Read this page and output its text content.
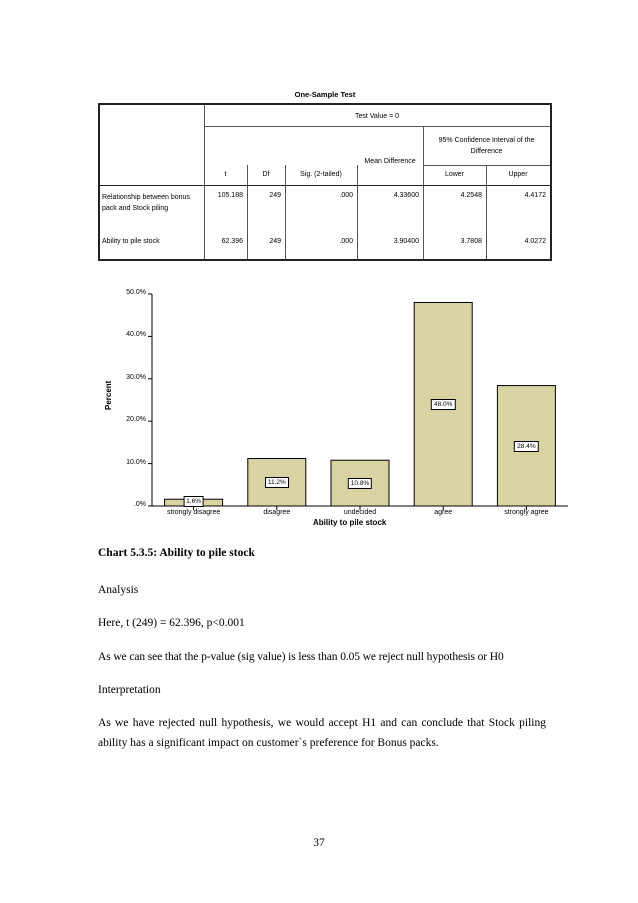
One-Sample Test
Test Value = 0
95% Confidence Interval of the Difference
t	Df	Sig. (2-tailed)
Mean Difference
Lower	Upper
Relationship between bonus pack and Stock piling
105.188	249	.000	4.33600	4.2548	4.4172
Ability to pile stock	62.396	249	.000	3.90400	3.7808	4.0272
Percent
Ability to pile stock
.0%
10.0%
20.0%
30.0%
40.0%
50.0%
strongly disagree
1.6%
disagree
11.2%
undecided
10.8%
agree
48.0%
strongly agree
28.4%
Chart 5.3.5: Ability to pile stock
Analysis
Here, t (249) = 62.396, p<0.001
As we can see that the p-value (sig value) is less than 0.05 we reject null hypothesis or H0
Interpretation
As we have rejected null hypothesis, we would accept H1 and can conclude that Stock piling ability has a significant impact on customer`s preference for Bonus packs.
37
▬▬▬
* Brief: Among the entries above, how many lines hold the string "piling"? Respond with nothing but the number.

* Completed exercise: 2